WHAT YOU NEED TO DO:
Where a line of the records holds the string "sind", copy that line.

RECORDS SUPPLIED:
——

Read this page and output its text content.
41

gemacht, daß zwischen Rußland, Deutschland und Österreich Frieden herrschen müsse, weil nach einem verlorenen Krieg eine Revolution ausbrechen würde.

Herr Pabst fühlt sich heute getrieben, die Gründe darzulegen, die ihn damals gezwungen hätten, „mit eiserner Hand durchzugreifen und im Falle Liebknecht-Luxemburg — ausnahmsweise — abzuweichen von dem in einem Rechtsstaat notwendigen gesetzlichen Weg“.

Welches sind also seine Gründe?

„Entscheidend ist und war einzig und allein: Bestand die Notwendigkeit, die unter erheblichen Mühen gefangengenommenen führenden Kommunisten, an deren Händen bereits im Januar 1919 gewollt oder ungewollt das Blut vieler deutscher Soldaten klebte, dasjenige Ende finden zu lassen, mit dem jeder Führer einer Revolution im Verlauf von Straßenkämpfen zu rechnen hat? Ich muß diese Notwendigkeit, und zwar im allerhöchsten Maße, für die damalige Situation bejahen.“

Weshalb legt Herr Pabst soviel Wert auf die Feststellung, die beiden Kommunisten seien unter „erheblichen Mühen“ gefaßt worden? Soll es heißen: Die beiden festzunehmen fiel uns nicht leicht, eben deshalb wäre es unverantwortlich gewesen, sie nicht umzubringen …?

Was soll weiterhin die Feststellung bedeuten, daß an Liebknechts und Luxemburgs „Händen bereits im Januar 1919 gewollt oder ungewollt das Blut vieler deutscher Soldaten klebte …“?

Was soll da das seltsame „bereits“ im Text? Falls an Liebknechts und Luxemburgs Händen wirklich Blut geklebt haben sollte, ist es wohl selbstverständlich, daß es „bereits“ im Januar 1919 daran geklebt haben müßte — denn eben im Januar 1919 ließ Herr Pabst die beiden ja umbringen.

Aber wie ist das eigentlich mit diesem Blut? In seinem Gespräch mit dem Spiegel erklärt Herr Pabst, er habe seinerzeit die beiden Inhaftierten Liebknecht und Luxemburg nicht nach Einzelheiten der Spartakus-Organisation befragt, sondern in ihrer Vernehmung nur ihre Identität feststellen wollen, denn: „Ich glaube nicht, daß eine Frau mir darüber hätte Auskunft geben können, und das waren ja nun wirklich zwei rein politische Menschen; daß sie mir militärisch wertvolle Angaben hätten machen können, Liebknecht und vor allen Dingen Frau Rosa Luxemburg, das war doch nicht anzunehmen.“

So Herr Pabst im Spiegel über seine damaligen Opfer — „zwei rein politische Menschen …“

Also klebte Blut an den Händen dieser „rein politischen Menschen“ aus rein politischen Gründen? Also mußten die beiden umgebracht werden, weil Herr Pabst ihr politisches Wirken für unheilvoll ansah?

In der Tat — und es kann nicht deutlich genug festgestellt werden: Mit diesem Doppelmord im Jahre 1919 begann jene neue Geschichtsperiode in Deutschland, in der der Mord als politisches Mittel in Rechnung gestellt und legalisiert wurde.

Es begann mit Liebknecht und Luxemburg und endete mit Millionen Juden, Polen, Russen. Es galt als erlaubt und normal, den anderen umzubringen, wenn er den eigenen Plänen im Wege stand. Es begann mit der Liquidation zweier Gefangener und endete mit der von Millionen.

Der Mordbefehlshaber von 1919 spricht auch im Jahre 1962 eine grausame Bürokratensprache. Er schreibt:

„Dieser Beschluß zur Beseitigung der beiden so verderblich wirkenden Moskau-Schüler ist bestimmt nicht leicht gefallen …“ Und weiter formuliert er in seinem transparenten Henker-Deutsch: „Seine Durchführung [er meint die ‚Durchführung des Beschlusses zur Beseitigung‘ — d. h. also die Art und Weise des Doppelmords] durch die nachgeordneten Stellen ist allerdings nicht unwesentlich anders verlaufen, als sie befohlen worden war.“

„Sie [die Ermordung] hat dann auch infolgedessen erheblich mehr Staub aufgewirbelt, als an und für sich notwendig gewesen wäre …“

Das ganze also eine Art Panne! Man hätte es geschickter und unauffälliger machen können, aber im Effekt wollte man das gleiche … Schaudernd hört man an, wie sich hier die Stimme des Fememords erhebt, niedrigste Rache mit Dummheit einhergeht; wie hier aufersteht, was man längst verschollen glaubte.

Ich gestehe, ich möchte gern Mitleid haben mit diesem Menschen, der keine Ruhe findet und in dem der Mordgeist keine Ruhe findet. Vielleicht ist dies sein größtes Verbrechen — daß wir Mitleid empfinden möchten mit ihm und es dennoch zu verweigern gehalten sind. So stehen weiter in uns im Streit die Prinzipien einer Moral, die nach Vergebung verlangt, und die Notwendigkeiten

——

EXERCISE RESPONSE:
Welches sind also seine Gründe?
Ich gestehe, ich möchte gern Mitleid haben mit diesem Menschen, der keine Ruhe findet und in dem der Mordgeist keine Ruhe findet. Vielleicht ist dies sein größtes Verbrechen — daß wir Mitleid empfinden möchten mit ihm und es dennoch zu verweigern gehalten sind. So stehen weiter in uns im Streit die Prinzipien einer Moral, die nach Vergebung verlangt, und die Notwendigkeiten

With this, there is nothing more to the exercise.